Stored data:

+ + + + + + +

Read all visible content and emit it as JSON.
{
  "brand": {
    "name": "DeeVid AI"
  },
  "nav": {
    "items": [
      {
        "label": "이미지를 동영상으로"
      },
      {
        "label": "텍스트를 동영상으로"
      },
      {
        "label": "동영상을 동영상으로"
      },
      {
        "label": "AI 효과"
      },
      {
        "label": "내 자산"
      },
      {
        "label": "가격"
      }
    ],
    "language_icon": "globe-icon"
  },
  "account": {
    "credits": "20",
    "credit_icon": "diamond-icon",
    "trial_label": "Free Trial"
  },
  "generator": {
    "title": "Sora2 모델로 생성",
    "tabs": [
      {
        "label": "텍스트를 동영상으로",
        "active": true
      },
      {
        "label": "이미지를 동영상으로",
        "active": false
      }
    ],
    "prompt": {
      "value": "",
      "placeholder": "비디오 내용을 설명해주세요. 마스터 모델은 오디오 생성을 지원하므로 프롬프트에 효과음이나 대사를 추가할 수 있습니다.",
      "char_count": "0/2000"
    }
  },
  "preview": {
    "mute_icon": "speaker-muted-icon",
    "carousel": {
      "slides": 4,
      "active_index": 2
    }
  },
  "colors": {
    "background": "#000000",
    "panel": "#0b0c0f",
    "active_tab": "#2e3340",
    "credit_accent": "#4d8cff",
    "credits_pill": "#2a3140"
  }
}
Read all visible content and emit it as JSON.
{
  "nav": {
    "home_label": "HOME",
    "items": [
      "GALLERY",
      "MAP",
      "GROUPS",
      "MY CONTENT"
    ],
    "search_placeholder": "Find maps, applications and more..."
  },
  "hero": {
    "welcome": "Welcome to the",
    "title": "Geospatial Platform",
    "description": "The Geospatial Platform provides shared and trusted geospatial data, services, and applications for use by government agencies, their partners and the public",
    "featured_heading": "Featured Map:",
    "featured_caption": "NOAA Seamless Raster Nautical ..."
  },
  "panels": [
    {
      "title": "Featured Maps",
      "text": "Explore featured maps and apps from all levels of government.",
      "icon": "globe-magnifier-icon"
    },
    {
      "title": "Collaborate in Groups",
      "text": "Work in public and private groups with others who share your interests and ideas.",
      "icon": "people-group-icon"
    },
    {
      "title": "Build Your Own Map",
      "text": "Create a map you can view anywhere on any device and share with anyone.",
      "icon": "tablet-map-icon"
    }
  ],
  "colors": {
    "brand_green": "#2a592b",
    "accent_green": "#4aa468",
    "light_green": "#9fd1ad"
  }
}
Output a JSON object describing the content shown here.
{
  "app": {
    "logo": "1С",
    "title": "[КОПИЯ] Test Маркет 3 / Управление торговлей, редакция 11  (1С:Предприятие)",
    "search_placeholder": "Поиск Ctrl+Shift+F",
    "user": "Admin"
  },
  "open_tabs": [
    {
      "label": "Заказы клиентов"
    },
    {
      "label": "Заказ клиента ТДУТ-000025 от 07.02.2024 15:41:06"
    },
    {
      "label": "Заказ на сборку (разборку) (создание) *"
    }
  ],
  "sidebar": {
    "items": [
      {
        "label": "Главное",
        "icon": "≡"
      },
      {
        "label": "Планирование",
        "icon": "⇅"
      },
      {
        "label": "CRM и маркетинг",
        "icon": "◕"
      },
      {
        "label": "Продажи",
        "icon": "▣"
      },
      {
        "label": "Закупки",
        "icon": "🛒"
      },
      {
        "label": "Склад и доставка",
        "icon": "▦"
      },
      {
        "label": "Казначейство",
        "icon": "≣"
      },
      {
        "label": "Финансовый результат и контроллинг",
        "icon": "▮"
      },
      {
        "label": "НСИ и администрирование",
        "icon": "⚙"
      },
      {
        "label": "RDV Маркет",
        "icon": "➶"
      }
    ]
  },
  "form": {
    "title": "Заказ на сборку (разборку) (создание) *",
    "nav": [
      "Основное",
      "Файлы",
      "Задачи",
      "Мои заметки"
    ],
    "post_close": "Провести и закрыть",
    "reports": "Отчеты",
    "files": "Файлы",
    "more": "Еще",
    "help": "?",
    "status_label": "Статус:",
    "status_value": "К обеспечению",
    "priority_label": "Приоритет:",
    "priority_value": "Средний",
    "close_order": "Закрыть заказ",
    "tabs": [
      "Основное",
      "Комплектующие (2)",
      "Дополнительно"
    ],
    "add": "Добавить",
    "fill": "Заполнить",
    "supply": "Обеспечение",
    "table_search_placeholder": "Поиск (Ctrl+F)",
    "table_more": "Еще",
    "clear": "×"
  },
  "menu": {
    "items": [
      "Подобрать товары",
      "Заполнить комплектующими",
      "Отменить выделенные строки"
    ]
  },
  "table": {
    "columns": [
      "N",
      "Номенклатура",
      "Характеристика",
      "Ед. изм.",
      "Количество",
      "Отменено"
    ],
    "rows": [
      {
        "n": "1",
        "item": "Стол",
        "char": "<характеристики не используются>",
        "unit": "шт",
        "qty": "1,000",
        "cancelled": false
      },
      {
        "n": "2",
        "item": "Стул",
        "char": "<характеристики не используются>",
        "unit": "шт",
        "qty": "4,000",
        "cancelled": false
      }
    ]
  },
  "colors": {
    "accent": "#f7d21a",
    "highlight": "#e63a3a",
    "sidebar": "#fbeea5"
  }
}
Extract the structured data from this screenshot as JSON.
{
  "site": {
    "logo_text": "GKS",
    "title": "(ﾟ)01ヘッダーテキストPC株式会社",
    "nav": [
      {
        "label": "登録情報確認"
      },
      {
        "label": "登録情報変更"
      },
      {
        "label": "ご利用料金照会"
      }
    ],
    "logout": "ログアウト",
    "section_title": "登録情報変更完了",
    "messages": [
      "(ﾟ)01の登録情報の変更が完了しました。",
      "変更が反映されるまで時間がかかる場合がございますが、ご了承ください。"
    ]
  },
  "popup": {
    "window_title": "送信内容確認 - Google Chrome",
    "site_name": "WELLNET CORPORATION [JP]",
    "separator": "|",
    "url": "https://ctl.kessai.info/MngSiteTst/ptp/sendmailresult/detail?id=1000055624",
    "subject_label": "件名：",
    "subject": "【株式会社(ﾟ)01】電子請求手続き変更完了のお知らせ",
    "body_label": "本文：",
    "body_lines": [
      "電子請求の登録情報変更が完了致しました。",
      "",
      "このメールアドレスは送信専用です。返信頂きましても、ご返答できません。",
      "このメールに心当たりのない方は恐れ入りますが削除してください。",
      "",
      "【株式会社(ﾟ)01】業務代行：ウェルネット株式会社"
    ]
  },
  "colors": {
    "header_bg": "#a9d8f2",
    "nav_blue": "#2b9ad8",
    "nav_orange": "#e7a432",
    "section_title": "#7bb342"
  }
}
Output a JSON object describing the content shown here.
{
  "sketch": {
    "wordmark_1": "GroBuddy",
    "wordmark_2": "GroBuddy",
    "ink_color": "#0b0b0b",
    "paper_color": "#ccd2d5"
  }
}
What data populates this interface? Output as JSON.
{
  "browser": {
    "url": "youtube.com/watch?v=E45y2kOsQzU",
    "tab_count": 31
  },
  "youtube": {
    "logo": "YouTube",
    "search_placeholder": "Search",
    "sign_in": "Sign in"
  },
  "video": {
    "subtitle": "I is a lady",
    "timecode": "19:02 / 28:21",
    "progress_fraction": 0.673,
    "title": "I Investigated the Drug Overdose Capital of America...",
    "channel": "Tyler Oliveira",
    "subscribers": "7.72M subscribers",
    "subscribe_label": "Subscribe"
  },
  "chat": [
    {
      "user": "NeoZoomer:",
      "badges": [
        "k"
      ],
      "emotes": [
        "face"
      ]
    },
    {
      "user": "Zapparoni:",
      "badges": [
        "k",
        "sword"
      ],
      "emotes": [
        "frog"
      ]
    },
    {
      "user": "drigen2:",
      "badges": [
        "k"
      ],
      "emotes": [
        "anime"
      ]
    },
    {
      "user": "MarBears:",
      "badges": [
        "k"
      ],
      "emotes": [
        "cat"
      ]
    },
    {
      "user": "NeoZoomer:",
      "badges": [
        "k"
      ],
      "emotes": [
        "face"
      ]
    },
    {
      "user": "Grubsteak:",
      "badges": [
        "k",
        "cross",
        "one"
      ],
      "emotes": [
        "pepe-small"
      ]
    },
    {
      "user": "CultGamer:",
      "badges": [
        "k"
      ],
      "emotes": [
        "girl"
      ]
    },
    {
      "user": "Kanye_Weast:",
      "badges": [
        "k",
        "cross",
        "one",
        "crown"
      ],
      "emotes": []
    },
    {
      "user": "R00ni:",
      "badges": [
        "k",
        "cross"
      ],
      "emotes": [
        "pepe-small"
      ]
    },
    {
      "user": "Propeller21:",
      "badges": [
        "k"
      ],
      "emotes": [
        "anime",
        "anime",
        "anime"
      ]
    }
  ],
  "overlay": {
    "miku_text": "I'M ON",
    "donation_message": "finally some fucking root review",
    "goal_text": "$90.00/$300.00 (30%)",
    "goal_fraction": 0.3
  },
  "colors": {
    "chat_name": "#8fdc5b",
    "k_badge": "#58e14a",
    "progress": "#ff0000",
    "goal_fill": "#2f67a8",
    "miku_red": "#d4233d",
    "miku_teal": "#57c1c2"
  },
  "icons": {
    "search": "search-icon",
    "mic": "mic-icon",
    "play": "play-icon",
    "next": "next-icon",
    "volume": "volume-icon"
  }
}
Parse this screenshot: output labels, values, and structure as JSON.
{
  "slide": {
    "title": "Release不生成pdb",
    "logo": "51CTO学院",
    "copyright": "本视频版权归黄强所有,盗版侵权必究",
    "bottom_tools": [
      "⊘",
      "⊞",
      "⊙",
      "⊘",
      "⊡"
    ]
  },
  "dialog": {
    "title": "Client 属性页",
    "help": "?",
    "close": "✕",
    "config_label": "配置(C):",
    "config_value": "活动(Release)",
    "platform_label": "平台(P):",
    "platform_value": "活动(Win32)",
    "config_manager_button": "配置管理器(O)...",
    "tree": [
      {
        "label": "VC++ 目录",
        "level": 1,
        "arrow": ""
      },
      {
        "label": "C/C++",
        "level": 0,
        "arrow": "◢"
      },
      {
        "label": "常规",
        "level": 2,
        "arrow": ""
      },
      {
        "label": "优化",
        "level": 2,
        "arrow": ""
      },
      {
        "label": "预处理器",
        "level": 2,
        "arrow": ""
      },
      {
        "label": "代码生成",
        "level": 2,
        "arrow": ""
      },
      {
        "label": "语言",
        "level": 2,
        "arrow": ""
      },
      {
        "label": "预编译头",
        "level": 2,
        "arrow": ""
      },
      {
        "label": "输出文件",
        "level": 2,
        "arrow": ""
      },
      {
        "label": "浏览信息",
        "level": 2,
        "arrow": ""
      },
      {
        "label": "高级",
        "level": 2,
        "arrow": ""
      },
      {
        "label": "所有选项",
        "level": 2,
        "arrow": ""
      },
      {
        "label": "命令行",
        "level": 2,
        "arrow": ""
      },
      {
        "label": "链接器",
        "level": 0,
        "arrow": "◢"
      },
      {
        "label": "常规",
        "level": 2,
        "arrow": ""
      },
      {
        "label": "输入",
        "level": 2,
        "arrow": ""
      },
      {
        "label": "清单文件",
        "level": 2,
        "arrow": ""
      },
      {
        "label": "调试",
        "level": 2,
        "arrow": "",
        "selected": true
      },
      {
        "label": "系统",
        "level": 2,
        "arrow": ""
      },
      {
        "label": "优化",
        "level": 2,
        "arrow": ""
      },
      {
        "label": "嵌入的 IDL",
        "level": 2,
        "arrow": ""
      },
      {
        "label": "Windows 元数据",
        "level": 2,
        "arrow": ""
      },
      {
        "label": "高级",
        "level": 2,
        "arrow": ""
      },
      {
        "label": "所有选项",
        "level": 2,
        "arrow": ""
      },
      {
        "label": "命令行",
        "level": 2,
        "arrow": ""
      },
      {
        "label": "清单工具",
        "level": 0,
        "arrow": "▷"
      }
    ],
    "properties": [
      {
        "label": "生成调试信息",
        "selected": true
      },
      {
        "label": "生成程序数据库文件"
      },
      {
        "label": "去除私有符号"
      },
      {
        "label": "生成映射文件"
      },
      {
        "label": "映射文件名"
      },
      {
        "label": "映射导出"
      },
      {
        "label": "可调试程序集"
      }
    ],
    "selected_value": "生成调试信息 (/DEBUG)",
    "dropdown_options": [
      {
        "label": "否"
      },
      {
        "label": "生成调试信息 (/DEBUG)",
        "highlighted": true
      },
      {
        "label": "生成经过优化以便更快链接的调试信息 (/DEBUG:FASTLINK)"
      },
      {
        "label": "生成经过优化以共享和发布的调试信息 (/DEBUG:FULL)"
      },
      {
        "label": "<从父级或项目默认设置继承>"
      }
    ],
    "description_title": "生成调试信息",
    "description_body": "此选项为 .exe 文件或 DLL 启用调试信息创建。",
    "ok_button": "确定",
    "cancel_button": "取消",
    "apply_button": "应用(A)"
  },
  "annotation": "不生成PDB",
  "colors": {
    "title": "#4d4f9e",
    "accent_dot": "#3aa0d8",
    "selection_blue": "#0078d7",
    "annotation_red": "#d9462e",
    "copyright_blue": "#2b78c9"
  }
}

+ + + + + + +

Extract from the data every line where "сборку" shows up.

▶ [Result for this exercise]:
      "label": "Заказ на сборку (разборку) (создание) *"
    "title": "Заказ на сборку (разборку) (создание) *",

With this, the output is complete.